### Task description
Search the data below, and report every line in which "destill" occurs.

************

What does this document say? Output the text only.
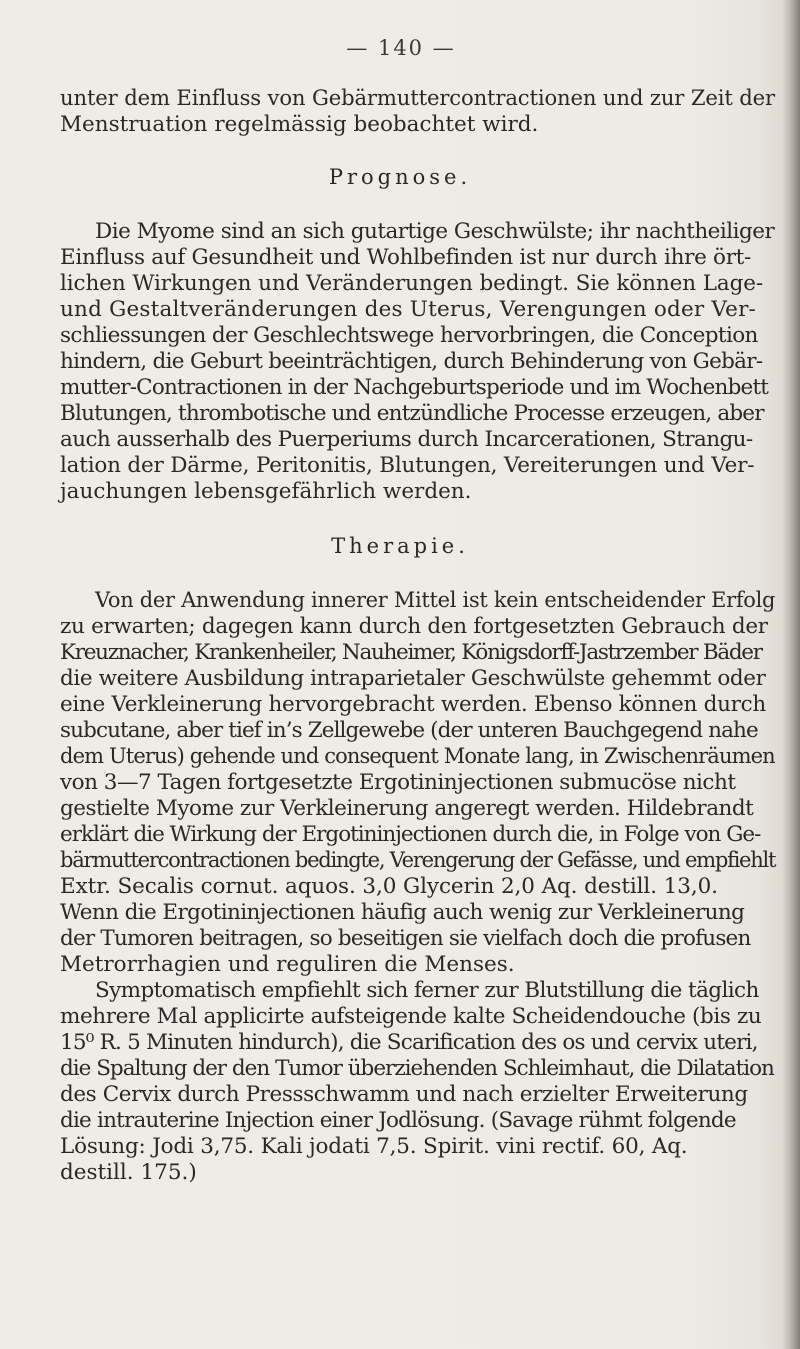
— 140 —
unter dem Einfluss von Gebärmuttercontractionen und zur Zeit der
Menstruation regelmässig beobachtet wird.
Prognose.
Die Myome sind an sich gutartige Geschwülste; ihr nachtheiliger
Einfluss auf Gesundheit und Wohlbefinden ist nur durch ihre ört-
lichen Wirkungen und Veränderungen bedingt. Sie können Lage-
und Gestaltveränderungen des Uterus, Verengungen oder Ver-
schliessungen der Geschlechtswege hervorbringen, die Conception
hindern, die Geburt beeinträchtigen, durch Behinderung von Gebär-
mutter-Contractionen in der Nachgeburtsperiode und im Wochenbett
Blutungen, thrombotische und entzündliche Processe erzeugen, aber
auch ausserhalb des Puerperiums durch Incarcerationen, Strangu-
lation der Därme, Peritonitis, Blutungen, Vereiterungen und Ver-
jauchungen lebensgefährlich werden.
Therapie.
Von der Anwendung innerer Mittel ist kein entscheidender Erfolg
zu erwarten; dagegen kann durch den fortgesetzten Gebrauch der
Kreuznacher, Krankenheiler, Nauheimer, Königsdorff-Jastrzember Bäder
die weitere Ausbildung intraparietaler Geschwülste gehemmt oder
eine Verkleinerung hervorgebracht werden. Ebenso können durch
subcutane, aber tief in’s Zellgewebe (der unteren Bauchgegend nahe
dem Uterus) gehende und consequent Monate lang, in Zwischenräumen
von 3—7 Tagen fortgesetzte Ergotininjectionen submucöse nicht
gestielte Myome zur Verkleinerung angeregt werden. Hildebrandt
erklärt die Wirkung der Ergotininjectionen durch die, in Folge von Ge-
bärmuttercontractionen bedingte, Verengerung der Gefässe, und empfiehlt
Extr. Secalis cornut. aquos. 3,0 Glycerin 2,0 Aq. destill. 13,0.
Wenn die Ergotininjectionen häufig auch wenig zur Verkleinerung
der Tumoren beitragen, so beseitigen sie vielfach doch die profusen
Metrorrhagien und reguliren die Menses.
Symptomatisch empfiehlt sich ferner zur Blutstillung die täglich
mehrere Mal applicirte aufsteigende kalte Scheidendouche (bis zu
15⁰ R. 5 Minuten hindurch), die Scarification des os und cervix uteri,
die Spaltung der den Tumor überziehenden Schleimhaut, die Dilatation
des Cervix durch Pressschwamm und nach erzielter Erweiterung
die intrauterine Injection einer Jodlösung. (Savage rühmt folgende
Lösung: Jodi 3,75. Kali jodati 7,5. Spirit. vini rectif. 60, Aq.
destill. 175.)
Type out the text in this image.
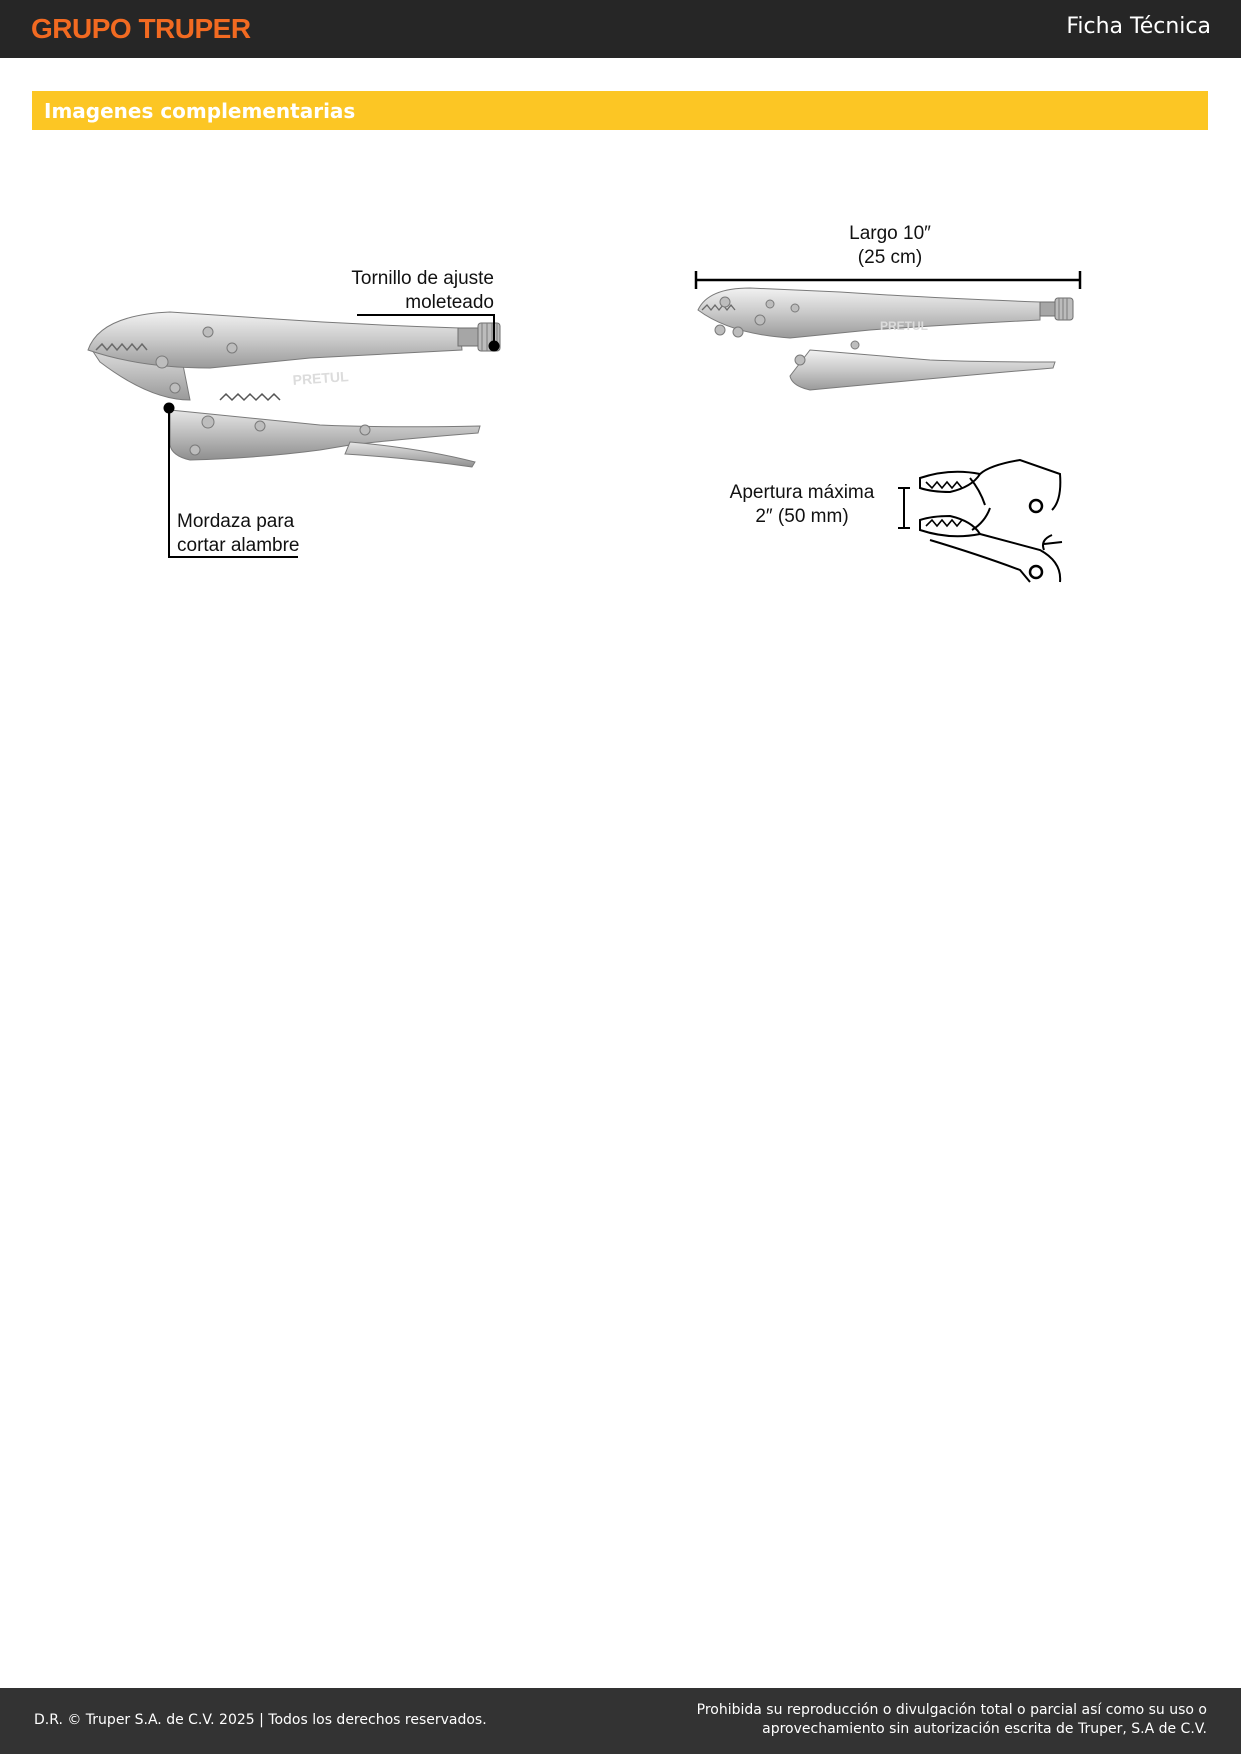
GRUPO TRUPER	Ficha Técnica
Imagenes complementarias
PRETUL
Tornillo de ajuste
moleteado
Mordaza para
cortar alambre
PRETUL
Largo 10″
(25 cm)
Apertura máxima
2″ (50 mm)
D.R. © Truper S.A. de C.V. 2025 | Todos los derechos reservados.
Prohibida su reproducción o divulgación total o parcial así como su uso o
aprovechamiento sin autorización escrita de Truper, S.A de C.V.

************

### Solution to this task
Extr. Secalis cornut. aquos. 3,0 Glycerin 2,0 Aq. destill. 13,0.
destill. 175.)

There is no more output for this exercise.